Data entries
= = = =
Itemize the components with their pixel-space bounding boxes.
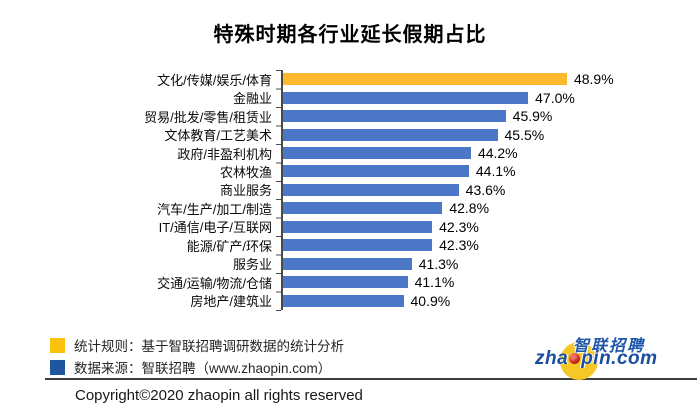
value-label: 42.3% [439, 218, 479, 235]
category-label: 贸易/批发/零售/租赁业 [144, 109, 272, 125]
logo-cn-text: 智联招聘 [573, 338, 646, 355]
bar [283, 239, 433, 252]
bar [283, 147, 471, 160]
category-label: 房地产/建筑业 [190, 294, 272, 310]
bar-row: 房地产/建筑业 40.9% [50, 291, 690, 310]
legend-label: 数据来源：智联招聘（www.zhaopin.com） [74, 361, 332, 376]
value-label: 48.9% [573, 71, 614, 88]
bar [283, 110, 506, 123]
value-label: 47.0% [535, 89, 575, 106]
bar-row: 农林牧渔 44.1% [50, 162, 690, 181]
legend: 统计规则：基于智联招聘调研数据的统计分析 数据来源：智联招聘（www.zhaop… [50, 337, 344, 376]
bar [283, 91, 529, 104]
category-label: 商业服务 [219, 183, 272, 199]
legend-item: 统计规则：基于智联招聘调研数据的统计分析 [50, 337, 344, 354]
category-label: 政府/非盈利机构 [177, 146, 272, 162]
bar [283, 73, 567, 86]
bar-track: 45.9% [281, 106, 690, 126]
category-label: 农林牧渔 [219, 165, 272, 180]
bar-track: 40.9% [281, 291, 690, 310]
legend-swatch-yellow [50, 337, 65, 353]
value-label: 42.8% [449, 200, 490, 217]
bar-row: 交通/运输/物流/仓储 41.1% [50, 272, 690, 292]
bar-track: 48.9% [281, 70, 690, 89]
logo-red-dot-icon [569, 353, 581, 364]
bar-track: 42.3% [281, 217, 690, 237]
category-label: 文体教育/工艺美术 [164, 128, 272, 144]
copyright-text: Copyright©2020 zhaopin all rights reserv… [75, 387, 363, 404]
bar-track: 43.6% [281, 180, 690, 200]
value-label: 44.2% [477, 145, 518, 162]
logo-en-suffix: pin.com [581, 348, 658, 369]
bar [283, 294, 404, 307]
bar [283, 165, 469, 178]
category-label: 汽车/生产/加工/制造 [157, 201, 272, 217]
bar-row: 文体教育/工艺美术 45.5% [50, 125, 690, 144]
value-label: 41.1% [414, 274, 455, 291]
logo-en-text: zha pin.com [535, 348, 658, 370]
category-label: 服务业 [232, 257, 272, 273]
bar-row: 商业服务 43.6% [50, 180, 690, 200]
bar-row: 政府/非盈利机构 44.2% [50, 143, 690, 163]
category-label: 金融业 [232, 91, 272, 107]
value-label: 45.5% [504, 126, 545, 143]
value-label: 43.6% [465, 181, 506, 198]
bar-row: 贸易/批发/零售/租赁业 45.9% [50, 106, 690, 126]
bar [283, 220, 433, 233]
footer-divider [45, 378, 697, 380]
category-label: 交通/运输/物流/仓储 [157, 275, 272, 291]
category-label: 文化/传媒/娱乐/体育 [157, 72, 272, 88]
bar-row: IT/通信/电子/互联网 42.3% [50, 217, 690, 237]
bar-track: 42.8% [281, 199, 690, 218]
category-label: 能源/矿产/环保 [186, 238, 272, 254]
bar-track: 42.3% [281, 236, 690, 255]
bar-track: 41.1% [281, 272, 690, 292]
legend-item: 数据来源：智联招聘（www.zhaopin.com） [50, 359, 344, 376]
bar [283, 276, 408, 289]
bar-row: 能源/矿产/环保 42.3% [50, 236, 690, 255]
bar-row: 汽车/生产/加工/制造 42.8% [50, 199, 690, 218]
bar-chart: 文化/传媒/娱乐/体育 48.9% 金融业 47.0% 贸易/批发/零售/租赁业… [50, 70, 690, 311]
bar [283, 257, 412, 270]
bar-row: 文化/传媒/娱乐/体育 48.9% [50, 70, 690, 89]
bar-track: 45.5% [281, 125, 690, 144]
bar [283, 202, 443, 215]
chart-title: 特殊时期各行业延长假期占比 [213, 24, 487, 46]
bar-track: 44.1% [281, 162, 690, 181]
bar-track: 44.2% [281, 143, 690, 163]
legend-swatch-blue [50, 359, 65, 375]
value-label: 41.3% [418, 255, 459, 272]
zhaopin-logo: 智联招聘 zha pin.com [535, 330, 700, 382]
value-label: 44.1% [475, 163, 516, 180]
bar-track: 41.3% [281, 254, 690, 273]
value-label: 45.9% [512, 108, 553, 125]
axis-ticks [276, 70, 281, 311]
bar [283, 183, 459, 196]
value-label: 40.9% [410, 292, 451, 309]
category-label: IT/通信/电子/互联网 [158, 220, 272, 236]
legend-label: 统计规则：基于智联招聘调研数据的统计分析 [74, 339, 344, 354]
bar-track: 47.0% [281, 88, 690, 107]
bar-row: 服务业 41.3% [50, 254, 690, 273]
value-label: 42.3% [439, 237, 479, 254]
logo-en-prefix: zha [535, 348, 569, 369]
bar-row: 金融业 47.0% [50, 88, 690, 107]
bar [283, 128, 498, 141]
bar-rows: 文化/传媒/娱乐/体育 48.9% 金融业 47.0% 贸易/批发/零售/租赁业… [50, 70, 690, 310]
= = = =
Your goal
Rewrite every line of the material above as a numbered list, skipping blank lines and leaving out any pictures.

Response to this task
1. Itemize the components with their pixel-space bounding boxes.
2. value-label: 42.3% [439, 218, 479, 235]
3. category-label: 贸易/批发/零售/租赁业 [144, 109, 272, 125]
4. logo-cn-text: 智联招聘 [573, 338, 646, 355]
5. bar [283, 239, 433, 252]
6. bar [283, 147, 471, 160]
7. category-label: 房地产/建筑业 [190, 294, 272, 310]
8. bar-row: 房地产/建筑业 40.9% [50, 291, 690, 310]
9. legend-label: 数据来源：智联招聘（www.zhaopin.com） [74, 361, 332, 376]
10. value-label: 48.9% [573, 71, 614, 88]
11. bar [283, 110, 506, 123]
12. value-label: 47.0% [535, 89, 575, 106]
13. bar-row: 农林牧渔 44.1% [50, 162, 690, 181]
14. legend: 统计规则：基于智联招聘调研数据的统计分析 数据来源：智联招聘（www.zhaop… [50, 337, 344, 376]
15. bar [283, 91, 529, 104]
16. category-label: 商业服务 [219, 183, 272, 199]
17. legend-item: 统计规则：基于智联招聘调研数据的统计分析 [50, 337, 344, 354]
18. category-label: 政府/非盈利机构 [177, 146, 272, 162]
19. bar [283, 73, 567, 86]
20. bar-track: 45.9% [281, 106, 690, 126]
21. category-label: 农林牧渔 [219, 165, 272, 180]
22. bar-track: 40.9% [281, 291, 690, 310]
23. legend-swatch-yellow [50, 337, 65, 353]
24. value-label: 42.8% [449, 200, 490, 217]
25. bar-row: 交通/运输/物流/仓储 41.1% [50, 272, 690, 292]
26. bar-track: 48.9% [281, 70, 690, 89]
27. logo-red-dot-icon [569, 353, 581, 364]
28. bar-track: 42.3% [281, 217, 690, 237]
29. category-label: 文体教育/工艺美术 [164, 128, 272, 144]
30. copyright-text: Copyright©2020 zhaopin all rights reserv… [75, 387, 363, 404]
31. bar-track: 43.6% [281, 180, 690, 200]
32. value-label: 44.2% [477, 145, 518, 162]
33. logo-en-suffix: pin.com [581, 348, 658, 369]
34. bar [283, 294, 404, 307]
35. bar [283, 165, 469, 178]
36. category-label: 汽车/生产/加工/制造 [157, 201, 272, 217]
37. bar-row: 文体教育/工艺美术 45.5% [50, 125, 690, 144]
38. value-label: 41.1% [414, 274, 455, 291]
39. logo-en-text: zha pin.com [535, 348, 658, 370]
40. category-label: 服务业 [232, 257, 272, 273]
41. bar-row: 商业服务 43.6% [50, 180, 690, 200]
42. bar-row: 政府/非盈利机构 44.2% [50, 143, 690, 163]
43. category-label: 金融业 [232, 91, 272, 107]
44. value-label: 45.5% [504, 126, 545, 143]
45. value-label: 43.6% [465, 181, 506, 198]
46. bar-row: 贸易/批发/零售/租赁业 45.9% [50, 106, 690, 126]
47. bar [283, 220, 433, 233]
48. footer-divider [45, 378, 697, 380]
49. category-label: 交通/运输/物流/仓储 [157, 275, 272, 291]
50. category-label: 文化/传媒/娱乐/体育 [157, 72, 272, 88]
51. bar-row: IT/通信/电子/互联网 42.3% [50, 217, 690, 237]
52. bar-track: 42.8% [281, 199, 690, 218]
53. category-label: 能源/矿产/环保 [186, 238, 272, 254]
54. bar-track: 42.3% [281, 236, 690, 255]
55. bar-track: 41.1% [281, 272, 690, 292]
56. legend-item: 数据来源：智联招聘（www.zhaopin.com） [50, 359, 344, 376]
57. bar [283, 276, 408, 289]
58. bar-row: 能源/矿产/环保 42.3% [50, 236, 690, 255]
59. bar-row: 汽车/生产/加工/制造 42.8% [50, 199, 690, 218]
60. bar-chart: 文化/传媒/娱乐/体育 48.9% 金融业 47.0% 贸易/批发/零售/租赁业… [50, 70, 690, 311]
61. bar [283, 257, 412, 270]
62. bar-row: 文化/传媒/娱乐/体育 48.9% [50, 70, 690, 89]
63. bar-track: 45.5% [281, 125, 690, 144]
64. bar [283, 202, 443, 215]
65. chart-title: 特殊时期各行业延长假期占比 [213, 24, 487, 46]
66. bar-track: 44.1% [281, 162, 690, 181]
67. bar-track: 44.2% [281, 143, 690, 163]
68. legend-swatch-blue [50, 359, 65, 375]
69. value-label: 41.3% [418, 255, 459, 272]
70. zhaopin-logo: 智联招聘 zha pin.com [535, 330, 700, 382]
71. value-label: 44.1% [475, 163, 516, 180]
72. bar-track: 41.3% [281, 254, 690, 273]
73. value-label: 45.9% [512, 108, 553, 125]
74. axis-ticks [276, 70, 281, 311]
75. bar [283, 183, 459, 196]
76. value-label: 40.9% [410, 292, 451, 309]
77. category-label: IT/通信/电子/互联网 [158, 220, 272, 236]
78. legend-label: 统计规则：基于智联招聘调研数据的统计分析 [74, 339, 344, 354]
79. bar-track: 47.0% [281, 88, 690, 107]
80. bar-row: 服务业 41.3% [50, 254, 690, 273]
81. value-label: 42.3% [439, 237, 479, 254]
82. logo-en-prefix: zha [535, 348, 569, 369]
83. bar-row: 金融业 47.0% [50, 88, 690, 107]
84. bar [283, 128, 498, 141]
85. bar-rows: 文化/传媒/娱乐/体育 48.9% 金融业 47.0% 贸易/批发/零售/租赁业… [50, 70, 690, 310]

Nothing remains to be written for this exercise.